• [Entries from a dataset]

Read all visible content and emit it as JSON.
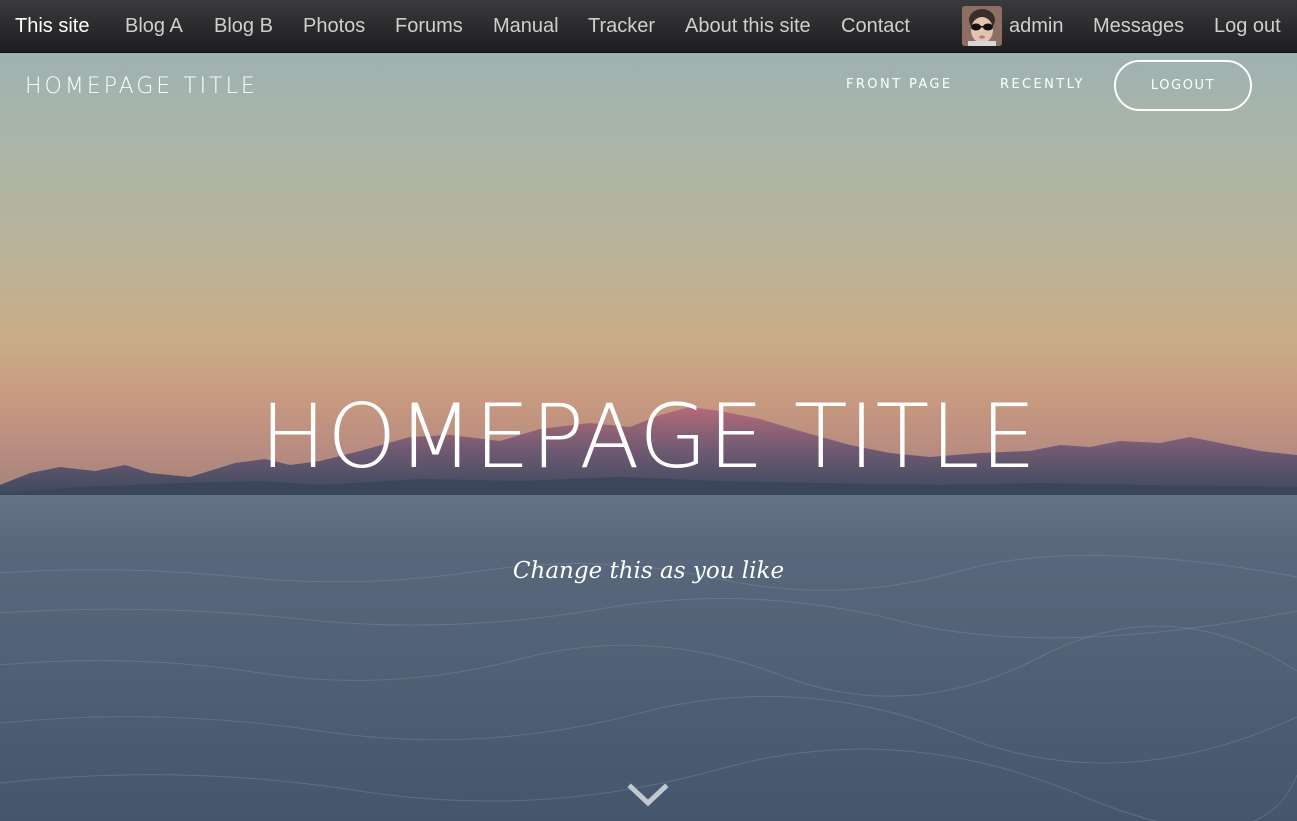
{
  "adminbar": {
    "left_items": [
      {
        "label": "This site"
      },
      {
        "label": "Blog A"
      },
      {
        "label": "Blog B"
      },
      {
        "label": "Photos"
      },
      {
        "label": "Forums"
      },
      {
        "label": "Manual"
      },
      {
        "label": "Tracker"
      },
      {
        "label": "About this site"
      },
      {
        "label": "Contact"
      }
    ],
    "user": {
      "name": "admin",
      "avatar_icon": "user-avatar"
    },
    "right_items": [
      {
        "label": "Messages"
      },
      {
        "label": "Log out"
      }
    ]
  },
  "header": {
    "site_title": "HOMEPAGE TITLE",
    "nav": [
      {
        "label": "FRONT PAGE"
      },
      {
        "label": "RECENTLY"
      }
    ],
    "logout_label": "LOGOUT"
  },
  "hero": {
    "title": "HOMEPAGE TITLE",
    "subtitle": "Change this as you like",
    "scroll_icon": "chevron-down-icon"
  },
  "colors": {
    "adminbar_bg": "#2a2a2c",
    "adminbar_text": "#cfcfcf",
    "sky_top": "#9fb2b1",
    "sky_horizon": "#c89a80",
    "salt_flat": "#4b5c72",
    "hero_text": "#ffffff"
  }
}
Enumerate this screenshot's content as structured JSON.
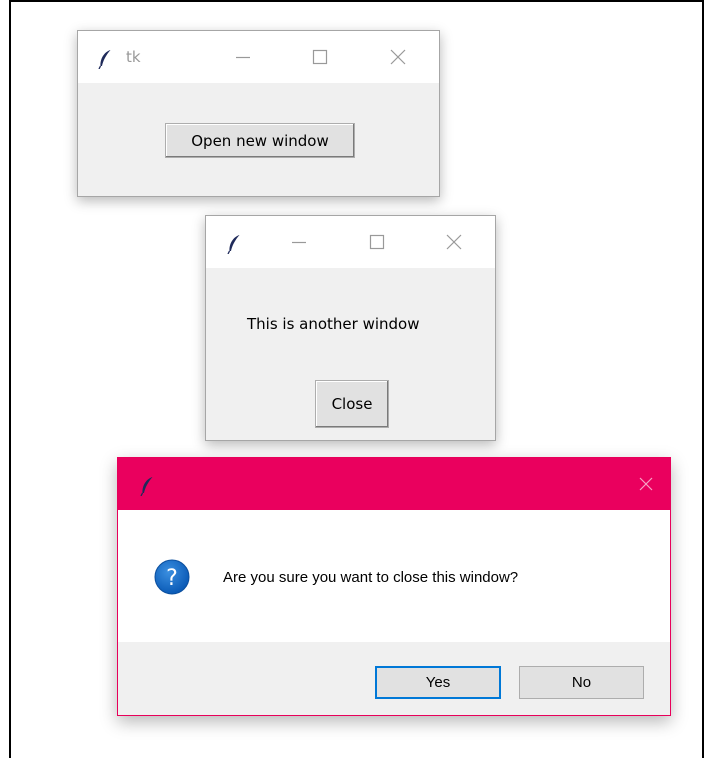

• [Problem description] Find the number of lines in which the word "JSON" occurs, and write nothing but that number.

• [Result for this task] 2